-------- Extrait fourni --------

Vinci va tester les autoroutes électriques où l'on recharge en roulant
Imaginez passer de Lille à Nice en voiture électrique, sans jamais s’arrêter à une borne de recharge et même arriver à destination avec une batterie loin d’être à plat… Les modèles actuels sont très loin d’offrir de telles autonomies et n’y arriveront sans doute jamais. En revanche, avec le coup de pouce des Electric Road System (ERS), on y sera peut-être un jour.
L’idée est de concevoir des routes et autoroutes électriques sur lesquelles on peut rouler tout en maintenant le niveau de sa batterie, voire en la rechargeant. Dans le cadre d’un appel à projet lancé par BPI, la banque publique d’investissement, et avec plusieurs partenaires, Vinci Autoroute lancera en septembre un projet pour creuser cette piste.

--------

• **Consigne 1**:
Répondez à ces questions sur l'extrait consacré aux autoroutes électriques :
(a) Quel trajet en voiture électrique l'extrait prend-il comme exemple ?
(b) Quel organisme a lancé l'appel à projet ?
(c) En quel mois Vinci Autoroute lancera-t-il son projet ?
Les lignes placées ici n'ont aucun lien avec l'extrait.

-------- Données sources --------

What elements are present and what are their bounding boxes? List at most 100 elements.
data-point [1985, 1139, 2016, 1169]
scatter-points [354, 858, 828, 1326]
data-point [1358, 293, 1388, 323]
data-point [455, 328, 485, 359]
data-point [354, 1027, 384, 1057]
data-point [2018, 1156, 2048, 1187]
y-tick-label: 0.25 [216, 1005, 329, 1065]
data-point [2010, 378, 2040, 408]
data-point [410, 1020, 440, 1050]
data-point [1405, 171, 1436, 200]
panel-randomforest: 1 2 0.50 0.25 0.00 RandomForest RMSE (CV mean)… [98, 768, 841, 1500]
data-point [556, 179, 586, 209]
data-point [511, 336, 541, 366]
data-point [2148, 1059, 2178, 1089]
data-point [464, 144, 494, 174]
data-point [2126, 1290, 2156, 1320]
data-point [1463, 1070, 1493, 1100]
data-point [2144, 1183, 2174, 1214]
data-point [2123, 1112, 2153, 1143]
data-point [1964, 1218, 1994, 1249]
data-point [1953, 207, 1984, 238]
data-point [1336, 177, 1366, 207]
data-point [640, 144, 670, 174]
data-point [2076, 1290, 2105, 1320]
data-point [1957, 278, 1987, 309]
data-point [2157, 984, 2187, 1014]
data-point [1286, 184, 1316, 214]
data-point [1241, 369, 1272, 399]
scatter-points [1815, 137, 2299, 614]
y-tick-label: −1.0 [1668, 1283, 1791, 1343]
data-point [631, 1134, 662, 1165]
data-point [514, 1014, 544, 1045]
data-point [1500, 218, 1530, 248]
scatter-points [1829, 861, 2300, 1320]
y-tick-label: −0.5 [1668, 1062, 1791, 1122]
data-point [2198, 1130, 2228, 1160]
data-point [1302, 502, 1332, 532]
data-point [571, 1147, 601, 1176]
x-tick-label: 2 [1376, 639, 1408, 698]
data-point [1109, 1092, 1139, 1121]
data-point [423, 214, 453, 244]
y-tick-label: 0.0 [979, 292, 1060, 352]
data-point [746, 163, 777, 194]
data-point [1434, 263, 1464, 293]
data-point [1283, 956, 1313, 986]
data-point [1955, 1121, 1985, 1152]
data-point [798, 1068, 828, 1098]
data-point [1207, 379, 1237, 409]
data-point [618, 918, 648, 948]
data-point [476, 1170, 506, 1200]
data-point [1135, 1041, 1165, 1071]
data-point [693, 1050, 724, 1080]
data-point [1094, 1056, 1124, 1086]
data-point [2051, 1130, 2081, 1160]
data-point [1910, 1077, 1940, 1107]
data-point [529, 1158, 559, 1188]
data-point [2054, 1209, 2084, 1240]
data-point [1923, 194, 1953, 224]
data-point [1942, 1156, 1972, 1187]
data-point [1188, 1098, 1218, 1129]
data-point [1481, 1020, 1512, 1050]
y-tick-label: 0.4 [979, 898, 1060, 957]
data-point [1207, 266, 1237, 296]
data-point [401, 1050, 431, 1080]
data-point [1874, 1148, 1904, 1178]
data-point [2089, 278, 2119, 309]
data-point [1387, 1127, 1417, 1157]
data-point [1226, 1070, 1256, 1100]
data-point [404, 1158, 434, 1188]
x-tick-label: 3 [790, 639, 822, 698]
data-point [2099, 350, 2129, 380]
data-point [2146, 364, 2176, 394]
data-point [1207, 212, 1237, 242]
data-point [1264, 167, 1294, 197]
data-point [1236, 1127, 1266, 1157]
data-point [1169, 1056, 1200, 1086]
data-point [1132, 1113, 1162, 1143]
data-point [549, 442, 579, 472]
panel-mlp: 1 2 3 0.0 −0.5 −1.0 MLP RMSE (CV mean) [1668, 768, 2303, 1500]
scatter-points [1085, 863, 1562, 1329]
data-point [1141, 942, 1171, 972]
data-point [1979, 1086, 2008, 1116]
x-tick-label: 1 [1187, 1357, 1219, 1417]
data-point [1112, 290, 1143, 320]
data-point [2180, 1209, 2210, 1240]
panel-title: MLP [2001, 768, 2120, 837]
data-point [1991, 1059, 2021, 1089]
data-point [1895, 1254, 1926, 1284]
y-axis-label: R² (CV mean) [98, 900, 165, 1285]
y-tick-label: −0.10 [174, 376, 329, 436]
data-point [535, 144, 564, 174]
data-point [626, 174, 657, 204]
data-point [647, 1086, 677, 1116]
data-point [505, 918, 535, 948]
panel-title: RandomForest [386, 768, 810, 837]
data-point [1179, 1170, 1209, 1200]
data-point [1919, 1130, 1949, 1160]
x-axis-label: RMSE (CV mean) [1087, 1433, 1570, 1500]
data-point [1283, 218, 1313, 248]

--------

• **Consigne 2**: Présentez sous forme de tableau Markdown les lignes de données, du début des lignes jusqu'à celle qui contient "y-tick-label: 0.4 [979, 898, 1060, 957]", les deux incluses. Utilisez les colonnes « Numéro » et « Ligne », et omettez les lignes vides.

• **Réponse 1**:
(a) Un trajet de Lille à Nice.
(b) BPI, la banque publique d'investissement.
(c) En septembre.

• **Réponse 2**:
| Numéro | Ligne |
|---|---|
| 1 | What elements are present and what are their bounding boxes? List at most 100 elements. |
| 2 | data-point [1985, 1139, 2016, 1169] |
| 3 | scatter-points [354, 858, 828, 1326] |
| 4 | data-point [1358, 293, 1388, 323] |
| 5 | data-point [455, 328, 485, 359] |
| 6 | data-point [354, 1027, 384, 1057] |
| 7 | data-point [2018, 1156, 2048, 1187] |
| 8 | y-tick-label: 0.25 [216, 1005, 329, 1065] |
| 9 | data-point [2010, 378, 2040, 408] |
| 10 | data-point [410, 1020, 440, 1050] |
| 11 | data-point [1405, 171, 1436, 200] |
| 12 | panel-randomforest: 1 2 0.50 0.25 0.00 RandomForest RMSE (CV mean)… [98, 768, 841, 1500] |
| 13 | data-point [556, 179, 586, 209] |
| 14 | data-point [511, 336, 541, 366] |
| 15 | data-point [2148, 1059, 2178, 1089] |
| 16 | data-point [464, 144, 494, 174] |
| 17 | data-point [2126, 1290, 2156, 1320] |
| 18 | data-point [1463, 1070, 1493, 1100] |
| 19 | data-point [2144, 1183, 2174, 1214] |
| 20 | data-point [2123, 1112, 2153, 1143] |
| 21 | data-point [1964, 1218, 1994, 1249] |
| 22 | data-point [1953, 207, 1984, 238] |
| 23 | data-point [1336, 177, 1366, 207] |
| 24 | data-point [640, 144, 670, 174] |
| 25 | data-point [2076, 1290, 2105, 1320] |
| 26 | data-point [1957, 278, 1987, 309] |
| 27 | data-point [2157, 984, 2187, 1014] |
| 28 | data-point [1286, 184, 1316, 214] |
| 29 | data-point [1241, 369, 1272, 399] |
| 30 | scatter-points [1815, 137, 2299, 614] |
| 31 | y-tick-label: −1.0 [1668, 1283, 1791, 1343] |
| 32 | data-point [631, 1134, 662, 1165] |
| 33 | data-point [514, 1014, 544, 1045] |
| 34 | data-point [1500, 218, 1530, 248] |
| 35 | scatter-points [1829, 861, 2300, 1320] |
| 36 | y-tick-label: −0.5 [1668, 1062, 1791, 1122] |
| 37 | data-point [2198, 1130, 2228, 1160] |
| 38 | data-point [1302, 502, 1332, 532] |
| 39 | data-point [571, 1147, 601, 1176] |
| 40 | x-tick-label: 2 [1376, 639, 1408, 698] |
| 41 | data-point [1109, 1092, 1139, 1121] |
| 42 | data-point [423, 214, 453, 244] |
| 43 | y-tick-label: 0.0 [979, 292, 1060, 352] |
| 44 | data-point [746, 163, 777, 194] |
| 45 | data-point [1434, 263, 1464, 293] |
| 46 | data-point [1283, 956, 1313, 986] |
| 47 | data-point [1955, 1121, 1985, 1152] |
| 48 | data-point [798, 1068, 828, 1098] |
| 49 | data-point [1207, 379, 1237, 409] |
| 50 | data-point [618, 918, 648, 948] |
| 51 | data-point [476, 1170, 506, 1200] |
| 52 | data-point [1135, 1041, 1165, 1071] |
| 53 | data-point [693, 1050, 724, 1080] |
| 54 | data-point [1094, 1056, 1124, 1086] |
| 55 | data-point [2051, 1130, 2081, 1160] |
| 56 | data-point [1910, 1077, 1940, 1107] |
| 57 | data-point [529, 1158, 559, 1188] |
| 58 | data-point [2054, 1209, 2084, 1240] |
| 59 | data-point [1923, 194, 1953, 224] |
| 60 | data-point [1942, 1156, 1972, 1187] |
| 61 | data-point [1188, 1098, 1218, 1129] |
| 62 | data-point [1481, 1020, 1512, 1050] |
| 63 | y-tick-label: 0.4 [979, 898, 1060, 957] |